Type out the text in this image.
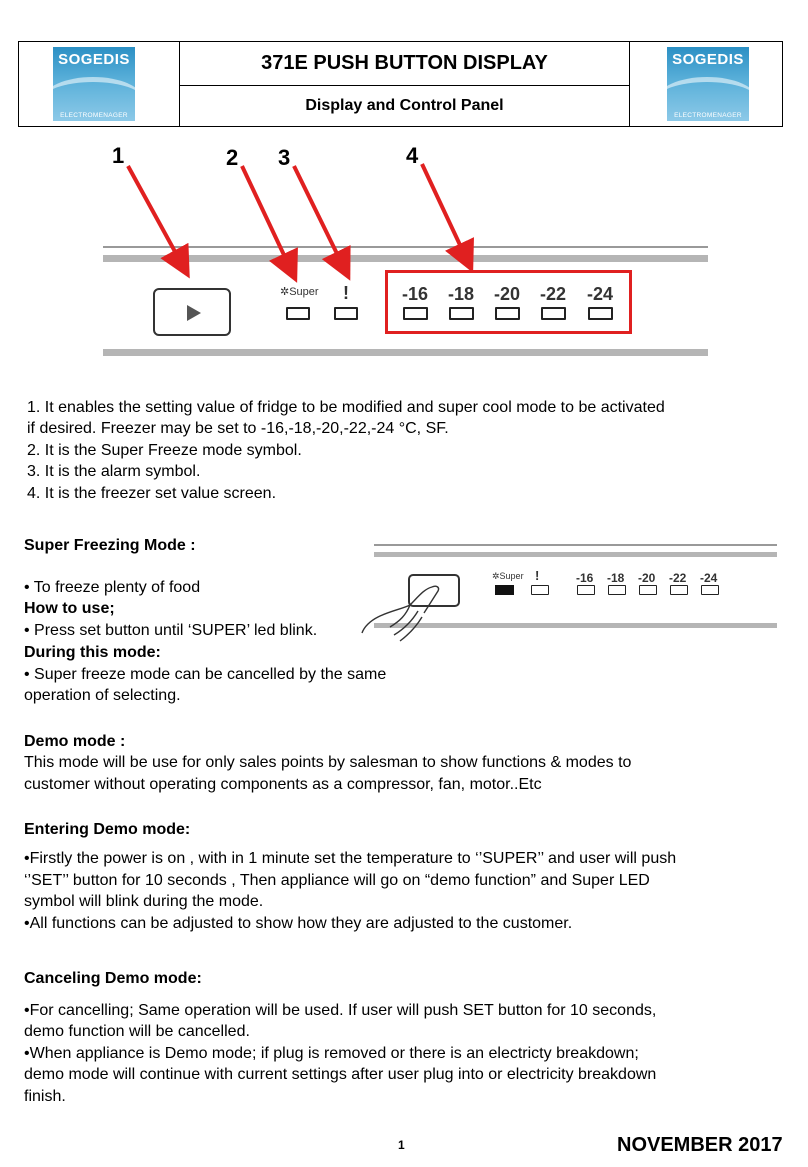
371E PUSH BUTTON DISPLAY
Display and Control Panel
SOGEDIS
ELECTROMENAGER
SOGEDIS
ELECTROMENAGER
✲Super !	-16 -18 -20 -22 -24
1	2 3	4
1. It enables the setting value of fridge to be modified and super cool mode to be activated
if desired. Freezer may be set to -16,-18,-20,-22,-24 °C, SF.
2. It is the Super Freeze mode symbol.
3. It is the alarm symbol.
4. It is the freezer set value screen.
Super Freezing Mode :
• To freeze plenty of food
How to use;
• Press set button until ‘SUPER’ led blink.
During this mode:
• Super freeze mode can be cancelled by the same
operation of selecting.
✲Super !	-16 -18 -20 -22 -24
Demo mode :
This mode will be use for only sales points by salesman to show functions & modes to
customer without operating components as a compressor, fan, motor..Etc
Entering Demo mode:
•Firstly the power is on , with in 1 minute set the temperature to ‘’SUPER’’ and user will push
‘’SET’’ button for 10 seconds , Then appliance will go on “demo function” and Super LED
symbol will blink during the mode.
•All functions can be adjusted to show how they are adjusted to the customer.
Canceling Demo mode:
•For cancelling; Same operation will be used. If user will push SET button for 10 seconds,
demo function will be cancelled.
•When appliance is Demo mode; if plug is removed or there is an electricty breakdown;
demo mode will continue with current settings after user plug into or electricity breakdown
finish.
1	NOVEMBER 2017
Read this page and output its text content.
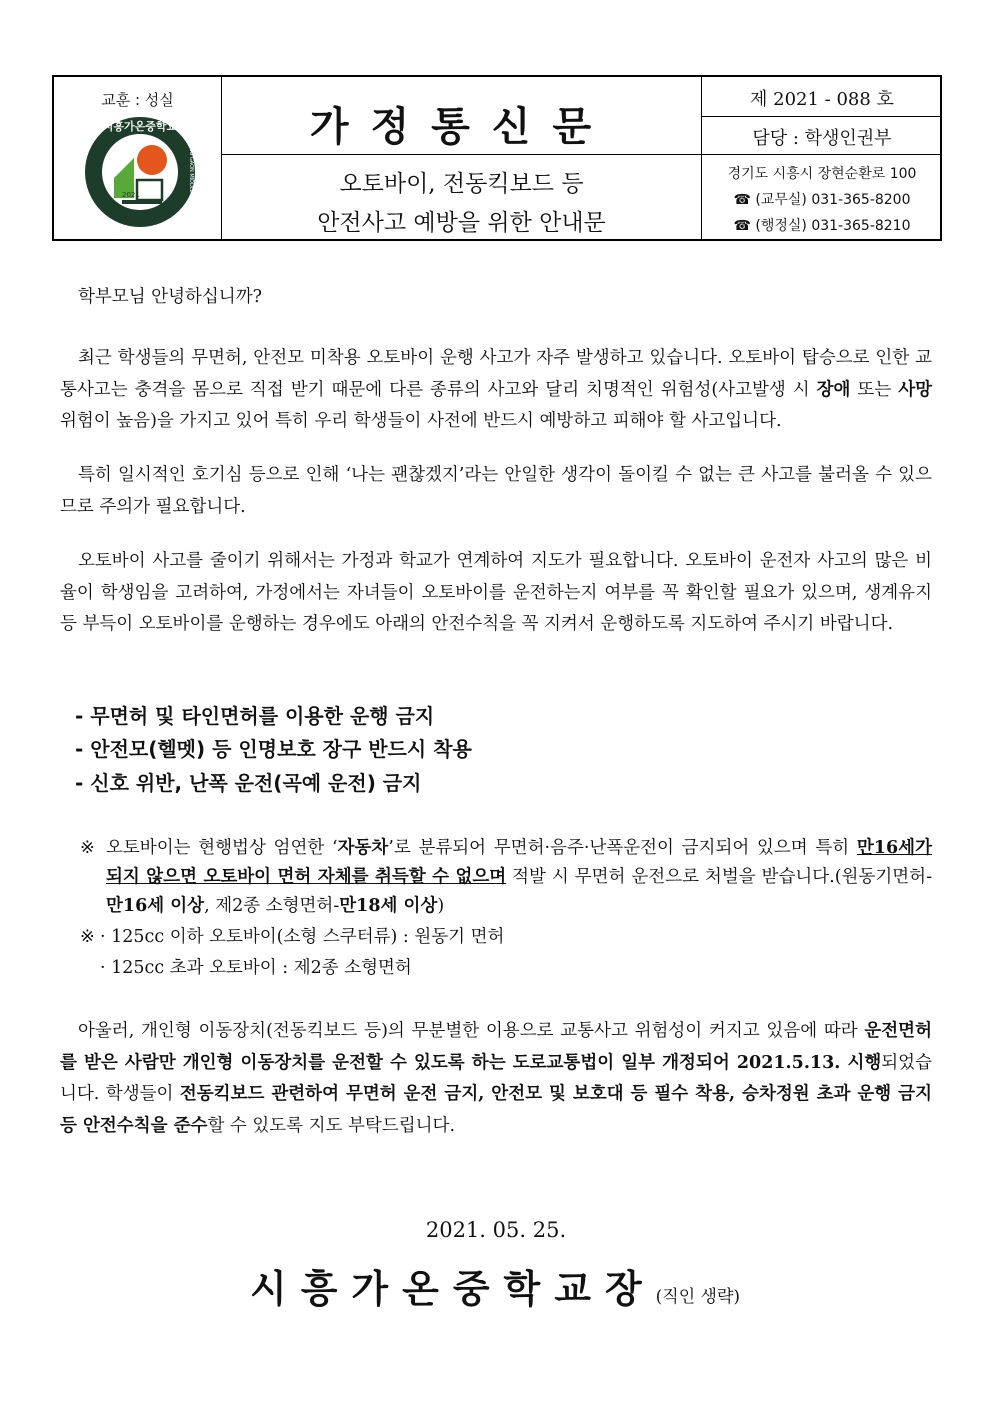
교훈 : 성실
시흥가온중학교
2021	SIHEUNG GAON MIDDLE SCHOOL
가정통신문
오토바이, 전동킥보드 등
안전사고 예방을 위한 안내문
제 2021 - 088 호
담당 : 학생인권부
경기도 시흥시 장현순환로 100
☎ (교무실) 031-365-8200
☎ (행정실) 031-365-8210

학부모님 안녕하십니까?

최근 학생들의 무면허, 안전모 미착용 오토바이 운행 사고가 자주 발생하고 있습니다. 오토바이 탑승으로 인한 교통사고는 충격을 몸으로 직접 받기 때문에 다른 종류의 사고와 달리 치명적인 위험성(사고발생 시 장애 또는 사망 위험이 높음)을 가지고 있어 특히 우리 학생들이 사전에 반드시 예방하고 피해야 할 사고입니다.

특히 일시적인 호기심 등으로 인해 ‘나는 괜찮겠지’라는 안일한 생각이 돌이킬 수 없는 큰 사고를 불러올 수 있으므로 주의가 필요합니다.

오토바이 사고를 줄이기 위해서는 가정과 학교가 연계하여 지도가 필요합니다. 오토바이 운전자 사고의 많은 비율이 학생임을 고려하여, 가정에서는 자녀들이 오토바이를 운전하는지 여부를 꼭 확인할 필요가 있으며, 생계유지 등 부득이 오토바이를 운행하는 경우에도 아래의 안전수칙을 꼭 지켜서 운행하도록 지도하여 주시기 바랍니다.

- 무면허 및 타인면허를 이용한 운행 금지
- 안전모(헬멧) 등 인명보호 장구 반드시 착용
- 신호 위반, 난폭 운전(곡예 운전) 금지
※ 오토바이는 현행법상 엄연한 ‘자동차’로 분류되어 무면허·음주·난폭운전이 금지되어 있으며 특히 만16세가 되지 않으면 오토바이 면허 자체를 취득할 수 없으며 적발 시 무면허 운전으로 처벌을 받습니다.(원동기면허-만16세 이상, 제2종 소형면허-만18세 이상)

※ · 125cc 이하 오토바이(소형 스쿠터류) : 원동기 면허
· 125cc 초과 오토바이 : 제2종 소형면허

아울러, 개인형 이동장치(전동킥보드 등)의 무분별한 이용으로 교통사고 위험성이 커지고 있음에 따라 운전면허를 받은 사람만 개인형 이동장치를 운전할 수 있도록 하는 도로교통법이 일부 개정되어 2021.5.13. 시행되었습니다. 학생들이 전동킥보드 관련하여 무면허 운전 금지, 안전모 및 보호대 등 필수 착용, 승차정원 초과 운행 금지 등 안전수칙을 준수할 수 있도록 지도 부탁드립니다.

2021. 05. 25.
시흥가온중학교장(직인 생략)
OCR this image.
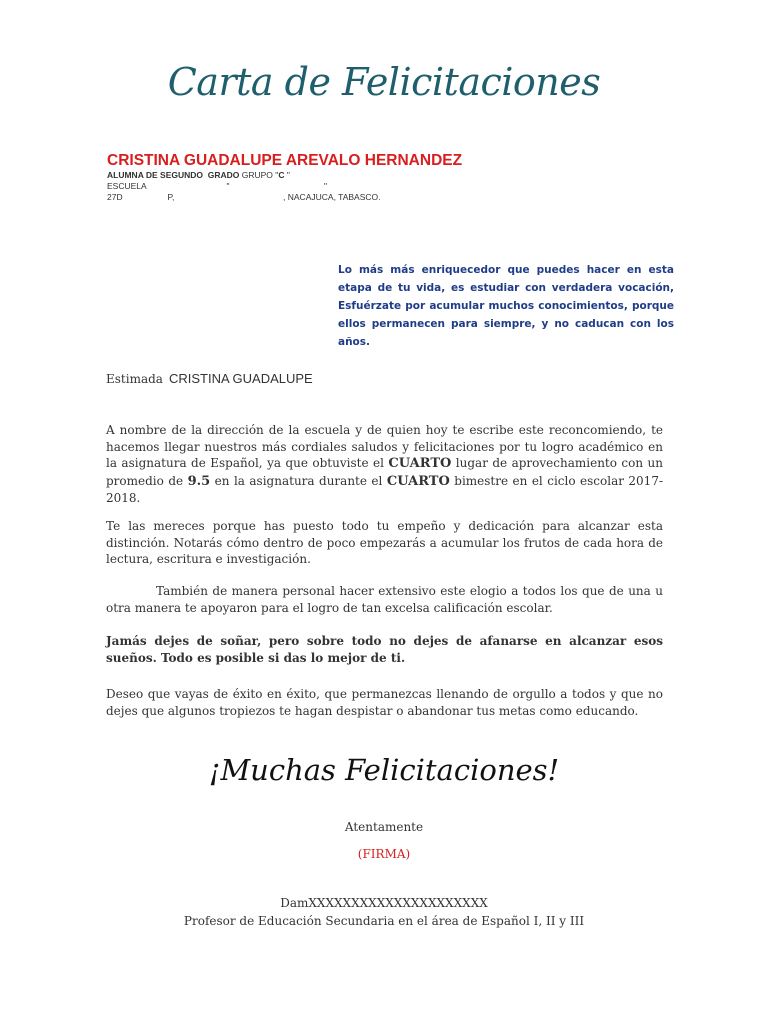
Carta de Felicitaciones
CRISTINA GUADALUPE AREVALO HERNANDEZ
ALUMNA DE SEGUNDO  GRADO GRUPO "C "
ESCUELA                                  "                                        "
27D                   P,                                              , NACAJUCA, TABASCO.
Lo más más enriquecedor que puedes hacer en esta etapa de tu vida, es estudiar con verdadera vocación, Esfuérzate por acumular muchos conocimientos, porque ellos permanecen para siempre, y no caducan con los años.
Estimada CRISTINA GUADALUPE
A nombre de la dirección de la escuela y de quien hoy te escribe este reconcomiendo, te hacemos llegar nuestros más cordiales saludos y felicitaciones por tu logro académico en la asignatura de Español, ya que obtuviste el CUARTO lugar de aprovechamiento con un promedio de 9.5 en la asignatura durante el CUARTO bimestre en el ciclo escolar 2017- 2018.
Te las mereces porque has puesto todo tu empeño y dedicación para alcanzar esta distinción. Notarás cómo dentro de poco empezarás a acumular los frutos de cada hora de lectura, escritura e investigación.
También de manera personal hacer extensivo este elogio a todos los que de una u otra manera te apoyaron para el logro de tan excelsa calificación escolar.
Jamás dejes de soñar, pero sobre todo no dejes de afanarse en alcanzar esos sueños. Todo es posible si das lo mejor de ti.
Deseo que vayas de éxito en éxito, que permanezcas llenando de orgullo a todos y que no dejes que algunos tropiezos te hagan despistar o abandonar tus metas como educando.
¡Muchas Felicitaciones!
Atentamente
(FIRMA)
DamXXXXXXXXXXXXXXXXXXXXX
Profesor de Educación Secundaria en el área de Español I, II y III
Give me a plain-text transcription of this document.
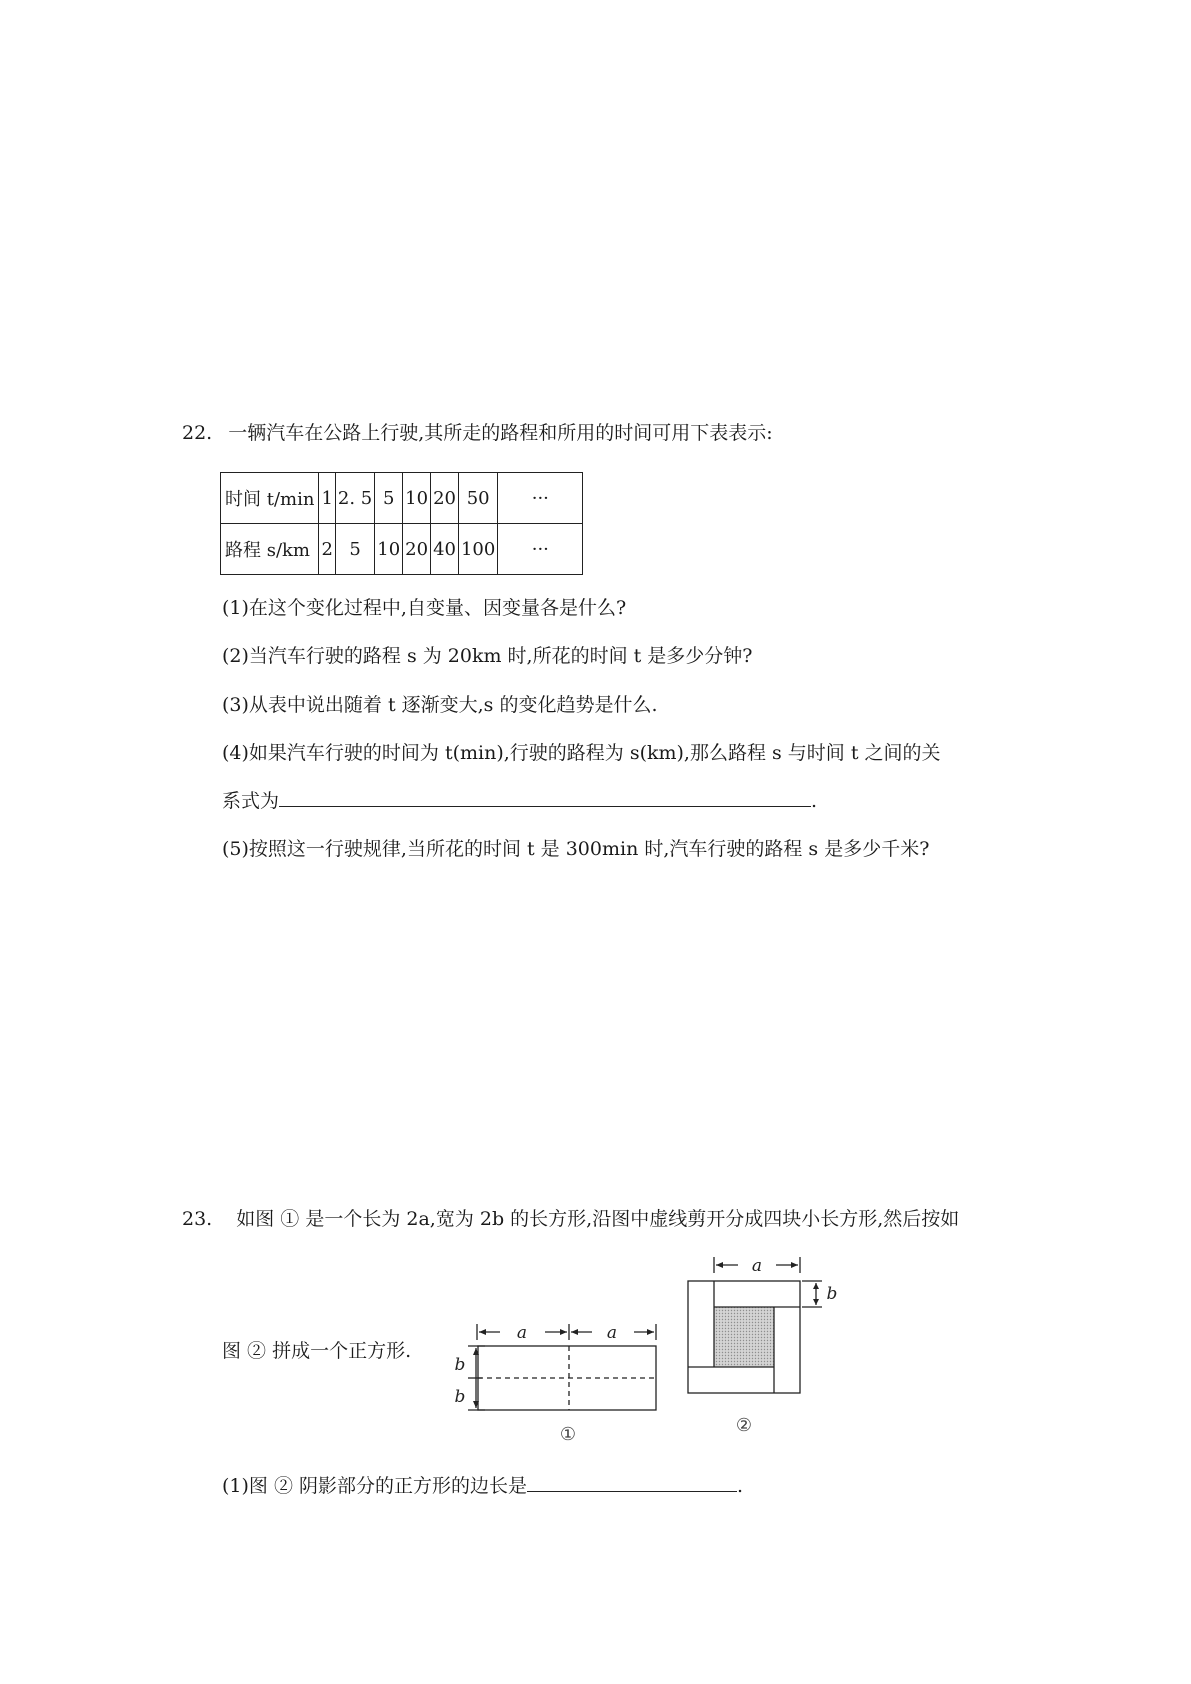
22. 一辆汽车在公路上行驶,其所走的路程和所用的时间可用下表表示:
时间 t/min	1	2. 5	5	10	20	50	···
路程 s/km	2	5	10	20	40	100	···
(1)在这个变化过程中,自变量、因变量各是什么?
(2)当汽车行驶的路程 s 为 20km 时,所花的时间 t 是多少分钟?
(3)从表中说出随着 t 逐渐变大,s 的变化趋势是什么.
(4)如果汽车行驶的时间为 t(min),行驶的路程为 s(km),那么路程 s 与时间 t 之间的关
系式为	.
(5)按照这一行驶规律,当所花的时间 t 是 300min 时,汽车行驶的路程 s 是多少千米?
23. 如图 ① 是一个长为 2a,宽为 2b 的长方形,沿图中虚线剪开分成四块小长方形,然后按如
图 ② 拼成一个正方形.
a	a
b
b
①
a
b
②
(1)图 ② 阴影部分的正方形的边长是	.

• _What is needed_:
Copy the material exactly. Do not include the pictures.

• _Solution for this exercise_:
Type out the text in this image.
371E PUSH BUTTON DISPLAY
Display and Control Panel
SOGEDIS
ELECTROMENAGER
SOGEDIS
ELECTROMENAGER
✲Super !	-16 -18 -20 -22 -24
1	2 3	4
1. It enables the setting value of fridge to be modified and super cool mode to be activated
if desired. Freezer may be set to -16,-18,-20,-22,-24 °C, SF.
2. It is the Super Freeze mode symbol.
3. It is the alarm symbol.
4. It is the freezer set value screen.
Super Freezing Mode :
• To freeze plenty of food
How to use;
• Press set button until ‘SUPER’ led blink.
During this mode:
• Super freeze mode can be cancelled by the same
operation of selecting.
✲Super !	-16 -18 -20 -22 -24
Demo mode :
This mode will be use for only sales points by salesman to show functions & modes to
customer without operating components as a compressor, fan, motor..Etc
Entering Demo mode:
•Firstly the power is on , with in 1 minute set the temperature to ‘’SUPER’’ and user will push
‘’SET’’ button for 10 seconds , Then appliance will go on “demo function” and Super LED
symbol will blink during the mode.
•All functions can be adjusted to show how they are adjusted to the customer.
Canceling Demo mode:
•For cancelling; Same operation will be used. If user will push SET button for 10 seconds,
demo function will be cancelled.
•When appliance is Demo mode; if plug is removed or there is an electricty breakdown;
demo mode will continue with current settings after user plug into or electricity breakdown
finish.
1	NOVEMBER 2017
Read this page and output its text content.
교훈 : 성실
시흥가온중학교
2021	SIHEUNG GAON MIDDLE SCHOOL
가정통신문
오토바이, 전동킥보드 등
안전사고 예방을 위한 안내문
제 2021 - 088 호
담당 : 학생인권부
경기도 시흥시 장현순환로 100
☎ (교무실) 031-365-8200
☎ (행정실) 031-365-8210

학부모님 안녕하십니까?

최근 학생들의 무면허, 안전모 미착용 오토바이 운행 사고가 자주 발생하고 있습니다. 오토바이 탑승으로 인한 교통사고는 충격을 몸으로 직접 받기 때문에 다른 종류의 사고와 달리 치명적인 위험성(사고발생 시 장애 또는 사망 위험이 높음)을 가지고 있어 특히 우리 학생들이 사전에 반드시 예방하고 피해야 할 사고입니다.

특히 일시적인 호기심 등으로 인해 ‘나는 괜찮겠지’라는 안일한 생각이 돌이킬 수 없는 큰 사고를 불러올 수 있으므로 주의가 필요합니다.

오토바이 사고를 줄이기 위해서는 가정과 학교가 연계하여 지도가 필요합니다. 오토바이 운전자 사고의 많은 비율이 학생임을 고려하여, 가정에서는 자녀들이 오토바이를 운전하는지 여부를 꼭 확인할 필요가 있으며, 생계유지 등 부득이 오토바이를 운행하는 경우에도 아래의 안전수칙을 꼭 지켜서 운행하도록 지도하여 주시기 바랍니다.

- 무면허 및 타인면허를 이용한 운행 금지
- 안전모(헬멧) 등 인명보호 장구 반드시 착용
- 신호 위반, 난폭 운전(곡예 운전) 금지
※ 오토바이는 현행법상 엄연한 ‘자동차’로 분류되어 무면허·음주·난폭운전이 금지되어 있으며 특히 만16세가 되지 않으면 오토바이 면허 자체를 취득할 수 없으며 적발 시 무면허 운전으로 처벌을 받습니다.(원동기면허-만16세 이상, 제2종 소형면허-만18세 이상)

※ · 125cc 이하 오토바이(소형 스쿠터류) : 원동기 면허
· 125cc 초과 오토바이 : 제2종 소형면허

아울러, 개인형 이동장치(전동킥보드 등)의 무분별한 이용으로 교통사고 위험성이 커지고 있음에 따라 운전면허를 받은 사람만 개인형 이동장치를 운전할 수 있도록 하는 도로교통법이 일부 개정되어 2021.5.13. 시행되었습니다. 학생들이 전동킥보드 관련하여 무면허 운전 금지, 안전모 및 보호대 등 필수 착용, 승차정원 초과 운행 금지 등 안전수칙을 준수할 수 있도록 지도 부탁드립니다.

2021. 05. 25.
시흥가온중학교장(직인 생략)
OCR this image.
Carta de Felicitaciones
CRISTINA GUADALUPE AREVALO HERNANDEZ
ALUMNA DE SEGUNDO  GRADO GRUPO "C "
ESCUELA                                  "                                        "
27D                   P,                                              , NACAJUCA, TABASCO.
Lo más más enriquecedor que puedes hacer en esta etapa de tu vida, es estudiar con verdadera vocación, Esfuérzate por acumular muchos conocimientos, porque ellos permanecen para siempre, y no caducan con los años.
Estimada CRISTINA GUADALUPE
A nombre de la dirección de la escuela y de quien hoy te escribe este reconcomiendo, te hacemos llegar nuestros más cordiales saludos y felicitaciones por tu logro académico en la asignatura de Español, ya que obtuviste el CUARTO lugar de aprovechamiento con un promedio de 9.5 en la asignatura durante el CUARTO bimestre en el ciclo escolar 2017- 2018.
Te las mereces porque has puesto todo tu empeño y dedicación para alcanzar esta distinción. Notarás cómo dentro de poco empezarás a acumular los frutos de cada hora de lectura, escritura e investigación.
También de manera personal hacer extensivo este elogio a todos los que de una u otra manera te apoyaron para el logro de tan excelsa calificación escolar.
Jamás dejes de soñar, pero sobre todo no dejes de afanarse en alcanzar esos sueños. Todo es posible si das lo mejor de ti.
Deseo que vayas de éxito en éxito, que permanezcas llenando de orgullo a todos y que no dejes que algunos tropiezos te hagan despistar o abandonar tus metas como educando.
¡Muchas Felicitaciones!
Atentamente
(FIRMA)
DamXXXXXXXXXXXXXXXXXXXXX
Profesor de Educación Secundaria en el área de Español I, II y III
Give me a plain-text transcription of this document.
22. 一辆汽车在公路上行驶,其所走的路程和所用的时间可用下表表示:
时间 t/min	1	2. 5	5	10	20	50	···
路程 s/km	2	5	10	20	40	100	···
(1)在这个变化过程中,自变量、因变量各是什么?
(2)当汽车行驶的路程 s 为 20km 时,所花的时间 t 是多少分钟?
(3)从表中说出随着 t 逐渐变大,s 的变化趋势是什么.
(4)如果汽车行驶的时间为 t(min),行驶的路程为 s(km),那么路程 s 与时间 t 之间的关
系式为	.
(5)按照这一行驶规律,当所花的时间 t 是 300min 时,汽车行驶的路程 s 是多少千米?
23. 如图 ① 是一个长为 2a,宽为 2b 的长方形,沿图中虚线剪开分成四块小长方形,然后按如
图 ② 拼成一个正方形.
a	a
b
b
①
a
b
②
(1)图 ② 阴影部分的正方形的边长是	.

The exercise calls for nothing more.